[start Supplied records]
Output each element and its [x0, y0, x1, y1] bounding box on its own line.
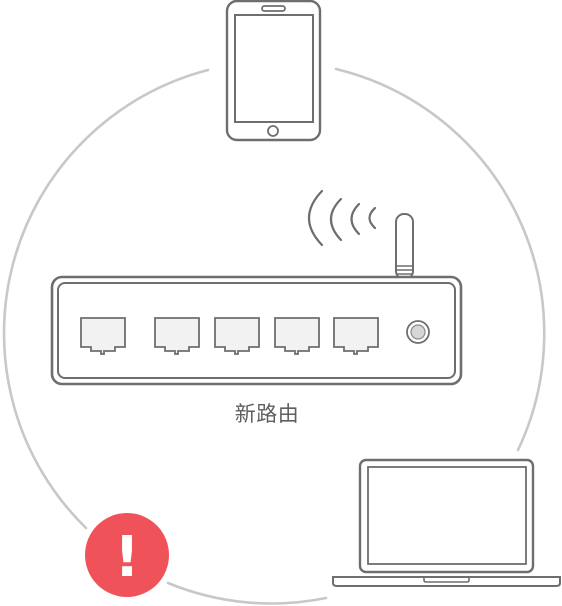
smartphone-icon	[225, 0, 322, 142]
alert-icon: !	[85, 513, 169, 597]
router-label: 新路由	[234, 402, 300, 426]
network-diagram: !	[2, 0, 561, 605]
alert-symbol: !	[114, 525, 140, 590]
router-antenna	[395, 213, 414, 280]
laptop-icon	[332, 458, 561, 587]
power-button	[406, 320, 430, 344]
wifi-signal-icon	[308, 189, 377, 247]
ring-segment-bottom	[166, 581, 328, 605]
ring-segment-top-right	[334, 67, 546, 452]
[end Supplied records]
*Written instruction*.
Copy every line of the records above without changing a single character, leaving out the pictures.

*Exercise output*.
Output each element and its [x0, y0, x1, y1] bounding box on its own line.
smartphone-icon	[225, 0, 322, 142]
alert-icon: !	[85, 513, 169, 597]
router-label: 新路由	[234, 402, 300, 426]
network-diagram: !	[2, 0, 561, 605]
alert-symbol: !	[114, 525, 140, 590]
router-antenna	[395, 213, 414, 280]
laptop-icon	[332, 458, 561, 587]
power-button	[406, 320, 430, 344]
wifi-signal-icon	[308, 189, 377, 247]
ring-segment-bottom	[166, 581, 328, 605]
ring-segment-top-right	[334, 67, 546, 452]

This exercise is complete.